◆ 提供テキスト:

--------

(58)【調査した分野】(Int.Cl.,DB名)
【発明の概要】
【発明が解決しようとする課題】
【0004】
電解液を注入する際、例えばチューブ又はノズル等といった電解液の供給管と、枠体の側面に設けられた注液口の周囲領域との間のシール(気密)が確保された状態で電解液を枠体内に注入することが考えられる。隣り合うバイポーラ電極間の各空間に電解液を注入するために、枠体の側面において、注液口はバイポーラ電極の積層方向に延在することになる。その結果、積層方向における枠体の側面の縁近くまで注液口が位置するため、積層方向における注液口の外側領域(枠体の側面の縁と注液口との間の領域)が狭くなる。よって、積層方向における注液口の外側に十分に広いシール面を確保することができない。そのため、例えば注液口の内部に供給管を挿入することによって、供給管と注液口の内壁との間のシールが確保されている。このような場合、供給管を注液口の内部に挿入するために、供給管と注液口との間の位置を調整する必要がある。
【0005】
本発明の一側面は、バイポーラ電極の積層方向における注液口の外側に十分に広いシール面を確保することができる蓄電モジュール及び蓄電モジュールの製造方法を提供することを目的とする。
【課題を解決するための手段】
【0006】
本発明の一側面に係る蓄電モジュールは、電極板と、前記電極板の一方面に設けられた正極と、前記電極板の他方面に設けられた負極とを含むバイポーラ電極が積層された積層体と、前記バイポーラ電極の積層方向に延在する前記積層体の側面において前記電極板の縁部を保持する枠体と、を備え、前記枠体は、前記積層方向に延在する側面を有しており、前記枠体の前記側面は、本体領域と突出領域とを有しており、前記本体領域には、前記枠体内に電解液を注入するための注液口が設けられ、前記本体領域は、前記積層方向に交差する方向に延在する縁を有しており、前記突出領域は、前記積層方向において前記注液口から離れるように前記縁から突出している。
【0007】
この蓄電モジュールでは、バイポーラ電極の積層方向における注液口の外側に突出領域が位置している。この突出領域はシール面として機能する。そのため、バイポーラ電極の積層方向において注液口の外側に十分に広いシール面を確保することができる。
【0008】
前記枠体の前記側面は、前記積層方向から見て矩形形状を有しており、前記注液口は、前記矩形形状の一辺における中央に設けられてもよい。
【0009】
この場合、電解液の供給管を枠体の側面に押し付ける際に、供給管は矩形形状の一辺における中央に押し付けられる。そのため、矩形形状の一辺における供給管による圧力分布が一辺の中央に対して略対称になる。
【0010】
前記枠体は、前記電極板の前記縁部を保持する第1樹脂部と、前記積層方向から見て前記第1樹脂部の周囲に設けられ前記枠体の前記側面を有する第2樹脂部と、を備え、前記注液口は、前記第1樹脂部に設けられた第1開口と、前記第2樹脂部に設けられた第2開口と、を有しており、前記第1開口は、隣り合う前記バイポーラ電極間の空間及び前記第2開口と連通してもよい。

--------

◆ 提供データ:

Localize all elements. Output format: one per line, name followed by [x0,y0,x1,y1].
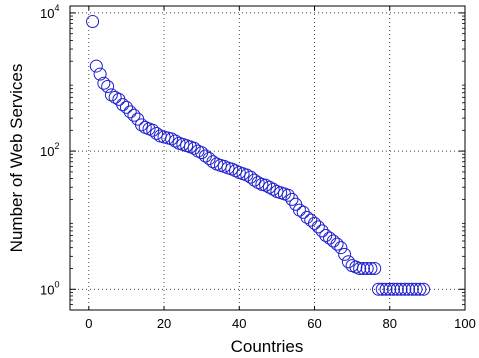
data-point [315,224,329,238]
x-tick-label: 0 [85,316,92,331]
data-point [417,282,431,296]
data-point [360,261,374,275]
y-tick-base: 10 [40,282,54,297]
data-point [240,168,254,182]
y-axis-label: Number of Web Services [7,64,26,253]
data-point [371,282,385,296]
data-point [405,282,419,296]
data-point [394,282,408,296]
data-point [330,237,344,251]
data-point [398,282,412,296]
data-point [97,76,111,90]
data-point [176,137,190,151]
x-tick-label: 80 [383,316,397,331]
y-tick-label: 104 [40,3,59,21]
y-tick-exponent: 2 [54,141,59,151]
data-point [150,126,164,140]
data-point [281,188,295,202]
x-ticks: 0 20 40 60 80 100 [85,6,476,331]
data-point [108,90,122,104]
data-point [232,166,246,179]
y-tick-label: 100 [40,279,59,297]
data-point [89,59,103,73]
data-point [311,220,325,234]
data-point [413,282,427,296]
data-point [187,141,201,155]
y-tick-exponent: 4 [54,3,59,13]
x-tick-label: 20 [157,316,171,331]
data-point [387,282,401,296]
data-point [86,15,100,29]
plot-frame [69,5,466,311]
data-point [206,155,220,169]
data-point [285,192,299,206]
data-point [379,282,393,296]
data-point [353,261,367,275]
data-point [127,108,141,122]
data-point [247,173,261,187]
data-point [172,136,186,150]
data-point [165,132,179,146]
data-point [390,282,404,296]
data-point [356,261,370,275]
data-point [101,80,115,94]
data-point [364,261,378,275]
data-point [292,203,306,217]
data-point [304,213,318,227]
data-point [119,100,133,114]
data-point [334,241,348,255]
data-point [270,185,284,199]
y-tick-exponent: 0 [54,279,59,289]
data-point [262,180,276,194]
data-point [123,105,137,119]
y-tick-base: 10 [40,6,54,21]
grid [70,6,465,310]
data-point [134,118,148,132]
data-points [86,15,431,296]
data-point [402,282,416,296]
data-point [274,186,288,200]
data-point [168,134,182,148]
data-point [296,205,310,219]
data-point [323,231,337,245]
data-point [104,88,118,102]
data-point [308,216,322,230]
data-point [375,282,389,296]
data-point [180,139,194,153]
data-point [326,234,340,248]
data-point [338,247,352,261]
data-point [266,182,280,196]
x-tick-label: 40 [232,316,246,331]
data-point [146,123,160,137]
x-tick-label: 60 [307,316,321,331]
y-tick-base: 10 [40,144,54,159]
x-axis-label: Countries [231,337,304,356]
x-tick-label: 100 [454,316,476,331]
data-point [93,67,107,81]
y-tick-label: 102 [40,141,59,159]
data-point [341,255,355,269]
data-point [368,261,382,275]
data-point [383,282,397,296]
data-point [409,282,423,296]
data-point [116,98,130,112]
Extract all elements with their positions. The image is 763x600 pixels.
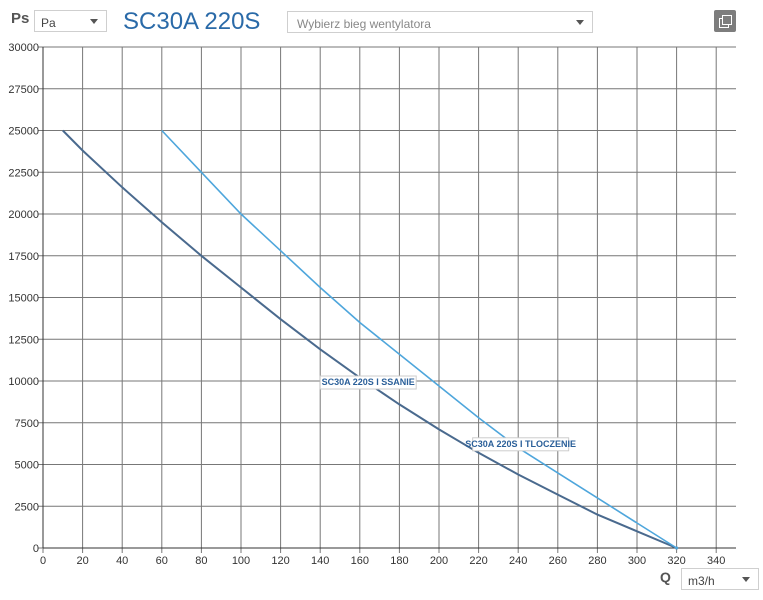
chevron-down-icon xyxy=(90,19,98,24)
chart-title: SC30A 220S xyxy=(123,8,261,35)
y-tick-label: 15000 xyxy=(8,293,39,305)
y-tick-label: 20000 xyxy=(8,209,39,221)
x-tick-label: 240 xyxy=(509,555,527,567)
flow-unit-value: m3/h xyxy=(688,574,715,588)
x-tick-label: 20 xyxy=(76,555,88,567)
x-tick-label: 200 xyxy=(430,555,448,567)
x-tick-label: 80 xyxy=(195,555,207,567)
fan-gear-placeholder: Wybierz bieg wentylatora xyxy=(297,17,431,31)
series-line-1 xyxy=(161,129,678,549)
chart-series xyxy=(62,129,679,550)
y-tick-label: 0 xyxy=(33,543,39,555)
x-tick-label: 320 xyxy=(667,555,685,567)
y-tick-label: 25000 xyxy=(8,126,39,138)
y-tick-label: 27500 xyxy=(8,84,39,96)
x-tick-label: 120 xyxy=(271,555,289,567)
pressure-unit-select[interactable]: Pa xyxy=(34,10,107,32)
x-tick-label: 160 xyxy=(351,555,369,567)
chart-series-labels: SC30A 220S I SSANIE SC30A 220S I TLOCZENI… xyxy=(319,375,576,452)
x-tick-label: 340 xyxy=(707,555,725,567)
x-tick-label: 280 xyxy=(588,555,606,567)
chart-axes: 0 20 40 60 80 100 120 140 160 180 200 220 240 260 280 3… xyxy=(8,42,736,567)
fan-gear-select[interactable]: Wybierz bieg wentylatora xyxy=(287,11,593,33)
series-label: SC30A 220S I TLOCZENIE xyxy=(465,439,576,449)
x-tick-label: 260 xyxy=(549,555,567,567)
copy-icon-front xyxy=(722,15,732,25)
x-tick-label: 180 xyxy=(390,555,408,567)
toolbar: Ps Pa SC30A 220S Wybierz bieg wentylator… xyxy=(0,0,763,44)
x-tick-label: 140 xyxy=(311,555,329,567)
y-tick-label: 5000 xyxy=(15,460,39,472)
copy-button[interactable] xyxy=(714,10,736,32)
chart-grid xyxy=(43,46,736,548)
y-tick-label: 2500 xyxy=(15,501,39,513)
y-tick-label: 17500 xyxy=(8,251,39,263)
x-tick-label: 0 xyxy=(40,555,46,567)
y-tick-label: 7500 xyxy=(15,418,39,430)
series-endpoint xyxy=(675,546,679,550)
x-tick-label: 40 xyxy=(116,555,128,567)
y-tick-label: 30000 xyxy=(8,42,39,54)
y-tick-label: 10000 xyxy=(8,376,39,388)
flow-unit-select[interactable]: m3/h xyxy=(681,568,759,590)
x-tick-label: 60 xyxy=(156,555,168,567)
y-tick-label: 12500 xyxy=(8,334,39,346)
chevron-down-icon xyxy=(742,577,750,582)
chevron-down-icon xyxy=(576,20,584,25)
flow-axis-label: Q xyxy=(660,569,671,585)
series-label-box xyxy=(472,437,570,452)
x-tick-label: 100 xyxy=(232,555,250,567)
x-tick-label: 300 xyxy=(628,555,646,567)
pressure-axis-label: Ps xyxy=(11,10,30,27)
x-tick-label: 220 xyxy=(469,555,487,567)
y-tick-label: 22500 xyxy=(8,167,39,179)
series-label: SC30A 220S I SSANIE xyxy=(322,377,415,387)
series-label-box xyxy=(319,375,417,390)
pressure-unit-value: Pa xyxy=(41,16,56,30)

--------

◆ 実施タスク:
1/ 提供テキストについて、次の問いに答えてください。
(a) 本体領域に設けられた注液口は何のためのものですか?
(b) 突出領域は何として機能しますか?
(c) 注液口は矩形形状のどこに設けられてもよいとされていますか?
2/ リストのうち「chevron-down-icon xyxy=(90,19,98,24)」を含む行から「y-tick-label: 17500 xyxy=(8,251,39,263)」を含む行までについて、「x-tick-label」を「x-axis-tick」に置き換え、他は一切変えずにそれらの行だけを書き直してもらえますか?

◆ 結果一覧:
1/
(a) 枠体内に電解液を注入するため。
(b) シール面。
(c) 矩形形状の一辺における中央。

2/
chevron-down-icon xyxy=(90,19,98,24)
chart-title: SC30A 220S xyxy=(123,8,261,35)
y-tick-label: 15000 xyxy=(8,293,39,305)
y-tick-label: 20000 xyxy=(8,209,39,221)
x-axis-tick: 240 xyxy=(509,555,527,567)
flow-unit-value: m3/h xyxy=(688,574,715,588)
x-axis-tick: 20 xyxy=(76,555,88,567)
x-axis-tick: 200 xyxy=(430,555,448,567)
x-axis-tick: 80 xyxy=(195,555,207,567)
fan-gear-placeholder: Wybierz bieg wentylatora xyxy=(297,17,431,31)
series-line-1 xyxy=(161,129,678,549)
chart-series xyxy=(62,129,679,550)
y-tick-label: 0 xyxy=(33,543,39,555)
x-axis-tick: 320 xyxy=(667,555,685,567)
y-tick-label: 25000 xyxy=(8,126,39,138)
y-tick-label: 27500 xyxy=(8,84,39,96)
x-axis-tick: 120 xyxy=(271,555,289,567)
pressure-unit-select[interactable]: Pa xyxy=(34,10,107,32)
x-axis-tick: 160 xyxy=(351,555,369,567)
chart-series-labels: SC30A 220S I SSANIE SC30A 220S I TLOCZENI… xyxy=(319,375,576,452)
x-axis-tick: 340 xyxy=(707,555,725,567)
x-axis-tick: 280 xyxy=(588,555,606,567)
chart-axes: 0 20 40 60 80 100 120 140 160 180 200 220 240 260 280 3… xyxy=(8,42,736,567)
fan-gear-select[interactable]: Wybierz bieg wentylatora xyxy=(287,11,593,33)
series-label: SC30A 220S I TLOCZENIE xyxy=(465,439,576,449)
x-axis-tick: 260 xyxy=(549,555,567,567)
copy-icon-front xyxy=(722,15,732,25)
x-axis-tick: 180 xyxy=(390,555,408,567)
toolbar: Ps Pa SC30A 220S Wybierz bieg wentylator… xyxy=(0,0,763,44)
x-axis-tick: 140 xyxy=(311,555,329,567)
y-tick-label: 5000 xyxy=(15,460,39,472)
copy-button[interactable] xyxy=(714,10,736,32)
chart-grid xyxy=(43,46,736,548)
y-tick-label: 2500 xyxy=(15,501,39,513)
y-tick-label: 17500 xyxy=(8,251,39,263)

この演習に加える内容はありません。